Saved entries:

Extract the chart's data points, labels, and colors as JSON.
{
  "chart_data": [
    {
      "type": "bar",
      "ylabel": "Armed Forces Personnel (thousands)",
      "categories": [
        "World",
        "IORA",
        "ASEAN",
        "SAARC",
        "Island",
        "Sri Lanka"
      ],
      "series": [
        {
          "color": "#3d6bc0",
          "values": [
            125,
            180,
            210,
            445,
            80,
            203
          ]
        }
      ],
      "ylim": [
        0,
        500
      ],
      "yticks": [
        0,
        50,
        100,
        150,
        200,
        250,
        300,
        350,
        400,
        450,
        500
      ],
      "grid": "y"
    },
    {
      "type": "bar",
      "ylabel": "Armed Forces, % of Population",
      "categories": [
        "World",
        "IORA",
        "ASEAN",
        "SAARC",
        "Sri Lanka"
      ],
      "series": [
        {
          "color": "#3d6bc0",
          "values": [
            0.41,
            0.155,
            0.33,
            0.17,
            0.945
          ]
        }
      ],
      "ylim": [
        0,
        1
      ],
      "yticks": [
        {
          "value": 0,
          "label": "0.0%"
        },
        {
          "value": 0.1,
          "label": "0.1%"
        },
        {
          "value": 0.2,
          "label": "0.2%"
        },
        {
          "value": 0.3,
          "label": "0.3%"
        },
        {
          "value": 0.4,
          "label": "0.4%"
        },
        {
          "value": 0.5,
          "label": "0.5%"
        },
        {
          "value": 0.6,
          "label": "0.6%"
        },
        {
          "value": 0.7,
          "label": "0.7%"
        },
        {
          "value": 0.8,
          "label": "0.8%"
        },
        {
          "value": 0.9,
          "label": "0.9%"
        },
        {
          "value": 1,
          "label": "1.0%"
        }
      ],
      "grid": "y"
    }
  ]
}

> _Problem requirements_
Transcribe the whole listing exactly.

> _Solution for this task_
Extract the chart's data points, labels, and colors as JSON.
{
  "chart_data": [
    {
      "type": "bar",
      "ylabel": "Armed Forces Personnel (thousands)",
      "categories": [
        "World",
        "IORA",
        "ASEAN",
        "SAARC",
        "Island",
        "Sri Lanka"
      ],
      "series": [
        {
          "color": "#3d6bc0",
          "values": [
            125,
            180,
            210,
            445,
            80,
            203
          ]
        }
      ],
      "ylim": [
        0,
        500
      ],
      "yticks": [
        0,
        50,
        100,
        150,
        200,
        250,
        300,
        350,
        400,
        450,
        500
      ],
      "grid": "y"
    },
    {
      "type": "bar",
      "ylabel": "Armed Forces, % of Population",
      "categories": [
        "World",
        "IORA",
        "ASEAN",
        "SAARC",
        "Sri Lanka"
      ],
      "series": [
        {
          "color": "#3d6bc0",
          "values": [
            0.41,
            0.155,
            0.33,
            0.17,
            0.945
          ]
        }
      ],
      "ylim": [
        0,
        1
      ],
      "yticks": [
        {
          "value": 0,
          "label": "0.0%"
        },
        {
          "value": 0.1,
          "label": "0.1%"
        },
        {
          "value": 0.2,
          "label": "0.2%"
        },
        {
          "value": 0.3,
          "label": "0.3%"
        },
        {
          "value": 0.4,
          "label": "0.4%"
        },
        {
          "value": 0.5,
          "label": "0.5%"
        },
        {
          "value": 0.6,
          "label": "0.6%"
        },
        {
          "value": 0.7,
          "label": "0.7%"
        },
        {
          "value": 0.8,
          "label": "0.8%"
        },
        {
          "value": 0.9,
          "label": "0.9%"
        },
        {
          "value": 1,
          "label": "1.0%"
        }
      ],
      "grid": "y"
    }
  ]
}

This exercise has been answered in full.